DATA ENTRIES>

"""

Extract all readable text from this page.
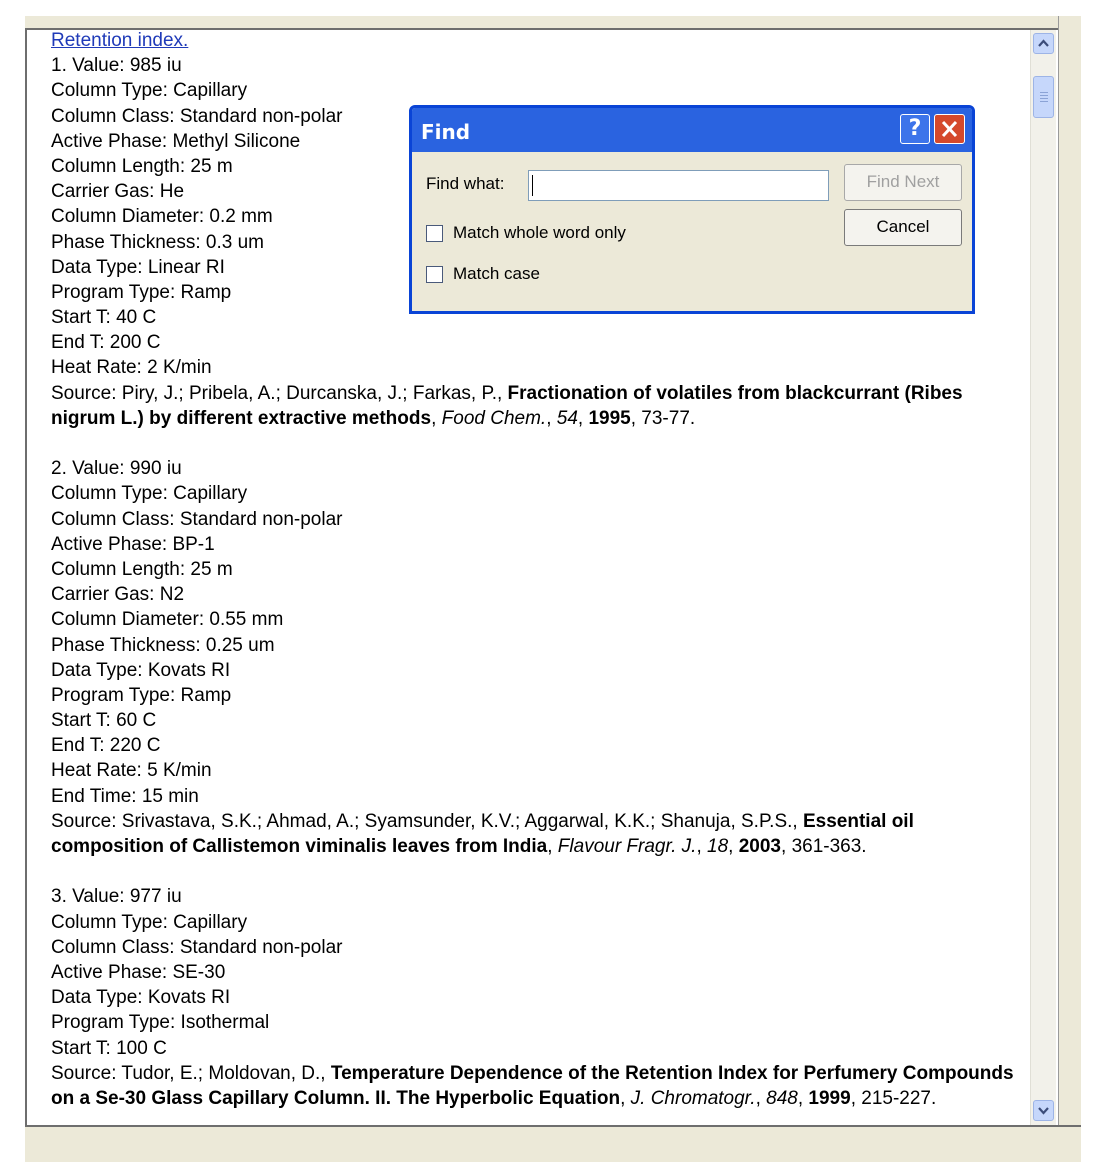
Retention index.
1. Value: 985 iu
Column Type: Capillary
Column Class: Standard non-polar
Active Phase: Methyl Silicone
Column Length: 25 m
Carrier Gas: He
Column Diameter: 0.2 mm
Phase Thickness: 0.3 um
Data Type: Linear RI
Program Type: Ramp
Start T: 40 C
End T: 200 C
Heat Rate: 2 K/min
Source: Piry, J.; Pribela, A.; Durcanska, J.; Farkas, P., Fractionation of volatiles from blackcurrant (Ribes nigrum L.) by different extractive methods, Food Chem., 54, 1995, 73-77.
2. Value: 990 iu
Column Type: Capillary
Column Class: Standard non-polar
Active Phase: BP-1
Column Length: 25 m
Carrier Gas: N2
Column Diameter: 0.55 mm
Phase Thickness: 0.25 um
Data Type: Kovats RI
Program Type: Ramp
Start T: 60 C
End T: 220 C
Heat Rate: 5 K/min
End Time: 15 min
Source: Srivastava, S.K.; Ahmad, A.; Syamsunder, K.V.; Aggarwal, K.K.; Shanuja, S.P.S., Essential oil composition of Callistemon viminalis leaves from India, Flavour Fragr. J., 18, 2003, 361-363.
3. Value: 977 iu
Column Type: Capillary
Column Class: Standard non-polar
Active Phase: SE-30
Data Type: Kovats RI
Program Type: Isothermal
Start T: 100 C
Source: Tudor, E.; Moldovan, D., Temperature Dependence of the Retention Index for Perfumery Compounds on a Se-30 Glass Capillary Column. II. The Hyperbolic Equation, J. Chromatogr., 848, 1999, 215-227.
Find	?
Find what:	Find Next
Cancel
Match whole word only
Match case
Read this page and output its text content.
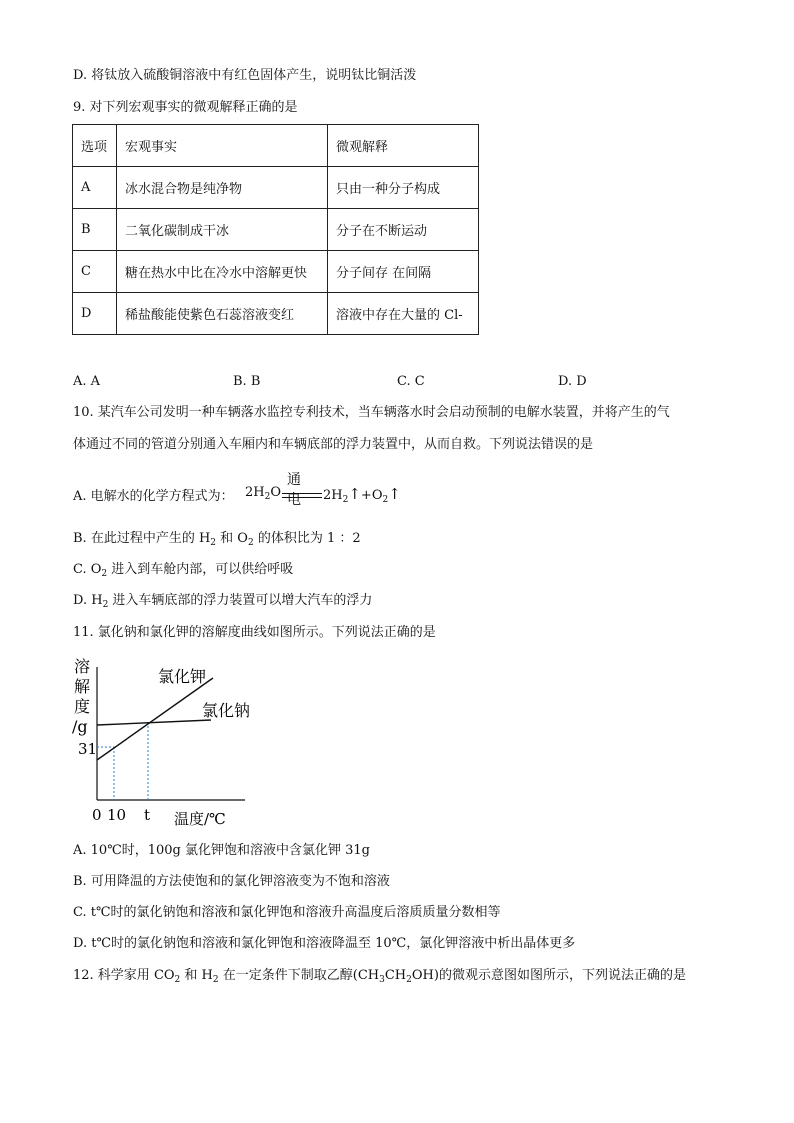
D. 将钛放入硫酸铜溶液中有红色固体产生，说明钛比铜活泼
9. 对下列宏观事实的微观解释正确的是
选项	宏观事实	微观解释
A	冰水混合物是纯净物	只由一种分子构成
B	二氧化碳制成干冰	分子在不断运动
C	糖在热水中比在冷水中溶解更快	分子间存 在间隔
D	稀盐酸能使紫色石蕊溶液变红	溶液中存在大量的 Cl-
A. A	B. B	C. C	D. D
10. 某汽车公司发明一种车辆落水监控专利技术，当车辆落水时会启动预制的电解水装置，并将产生的气
体通过不同的管道分别通入车厢内和车辆底部的浮力装置中，从而自救。下列说法错误的是
A. 电解水的化学方程式为： $2H_2O$
通电 $2H_2↑+O_2↑$
B. 在此过程中产生的 $H_2$ 和 $O_2$ 的体积比为 1 ：2
C. $O_2$ 进入到车舱内部，可以供给呼吸
D. $H_2$ 进入车辆底部的浮力装置可以增大汽车的浮力
11. 氯化钠和氯化钾的溶解度曲线如图所示。下列说法正确的是
溶
解
度
/g
31
氯化钾
氯化钠
0 10 t 温度/℃
A. 10℃时，100g 氯化钾饱和溶液中含氯化钾 31g
B. 可用降温的方法使饱和的氯化钾溶液变为不饱和溶液
C. t℃时的氯化钠饱和溶液和氯化钾饱和溶液升高温度后溶质质量分数相等
D. t℃时的氯化钠饱和溶液和氯化钾饱和溶液降温至 10℃，氯化钾溶液中析出晶体更多
12. 科学家用 $CO_2$ 和 $H_2$ 在一定条件下制取乙醇$(CH_3CH_2OH)$的微观示意图如图所示，下列说法正确的是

"""

PROBLEM TO WORK ON> Leave the pictures out and reproduce each record exactly as written.

RESULT OF THE TASK>
Extract all readable text from this page.
Retention index.
1. Value: 985 iu
Column Type: Capillary
Column Class: Standard non-polar
Active Phase: Methyl Silicone
Column Length: 25 m
Carrier Gas: He
Column Diameter: 0.2 mm
Phase Thickness: 0.3 um
Data Type: Linear RI
Program Type: Ramp
Start T: 40 C
End T: 200 C
Heat Rate: 2 K/min
Source: Piry, J.; Pribela, A.; Durcanska, J.; Farkas, P., Fractionation of volatiles from blackcurrant (Ribes nigrum L.) by different extractive methods, Food Chem., 54, 1995, 73-77.
2. Value: 990 iu
Column Type: Capillary
Column Class: Standard non-polar
Active Phase: BP-1
Column Length: 25 m
Carrier Gas: N2
Column Diameter: 0.55 mm
Phase Thickness: 0.25 um
Data Type: Kovats RI
Program Type: Ramp
Start T: 60 C
End T: 220 C
Heat Rate: 5 K/min
End Time: 15 min
Source: Srivastava, S.K.; Ahmad, A.; Syamsunder, K.V.; Aggarwal, K.K.; Shanuja, S.P.S., Essential oil composition of Callistemon viminalis leaves from India, Flavour Fragr. J., 18, 2003, 361-363.
3. Value: 977 iu
Column Type: Capillary
Column Class: Standard non-polar
Active Phase: SE-30
Data Type: Kovats RI
Program Type: Isothermal
Start T: 100 C
Source: Tudor, E.; Moldovan, D., Temperature Dependence of the Retention Index for Perfumery Compounds on a Se-30 Glass Capillary Column. II. The Hyperbolic Equation, J. Chromatogr., 848, 1999, 215-227.
Find	?
Find what:	Find Next
Cancel
Match whole word only
Match case
Read this page and output its text content.
D. 将钛放入硫酸铜溶液中有红色固体产生，说明钛比铜活泼
9. 对下列宏观事实的微观解释正确的是
选项	宏观事实	微观解释
A	冰水混合物是纯净物	只由一种分子构成
B	二氧化碳制成干冰	分子在不断运动
C	糖在热水中比在冷水中溶解更快	分子间存 在间隔
D	稀盐酸能使紫色石蕊溶液变红	溶液中存在大量的 Cl-
A. A	B. B	C. C	D. D
10. 某汽车公司发明一种车辆落水监控专利技术，当车辆落水时会启动预制的电解水装置，并将产生的气
体通过不同的管道分别通入车厢内和车辆底部的浮力装置中，从而自救。下列说法错误的是
A. 电解水的化学方程式为： $2H_2O$
通电 $2H_2↑+O_2↑$
B. 在此过程中产生的 $H_2$ 和 $O_2$ 的体积比为 1 ：2
C. $O_2$ 进入到车舱内部，可以供给呼吸
D. $H_2$ 进入车辆底部的浮力装置可以增大汽车的浮力
11. 氯化钠和氯化钾的溶解度曲线如图所示。下列说法正确的是
溶
解
度
/g
31
氯化钾
氯化钠
0 10 t 温度/℃
A. 10℃时，100g 氯化钾饱和溶液中含氯化钾 31g
B. 可用降温的方法使饱和的氯化钾溶液变为不饱和溶液
C. t℃时的氯化钠饱和溶液和氯化钾饱和溶液升高温度后溶质质量分数相等
D. t℃时的氯化钠饱和溶液和氯化钾饱和溶液降温至 10℃，氯化钾溶液中析出晶体更多
12. 科学家用 $CO_2$ 和 $H_2$ 在一定条件下制取乙醇$(CH_3CH_2OH)$的微观示意图如图所示，下列说法正确的是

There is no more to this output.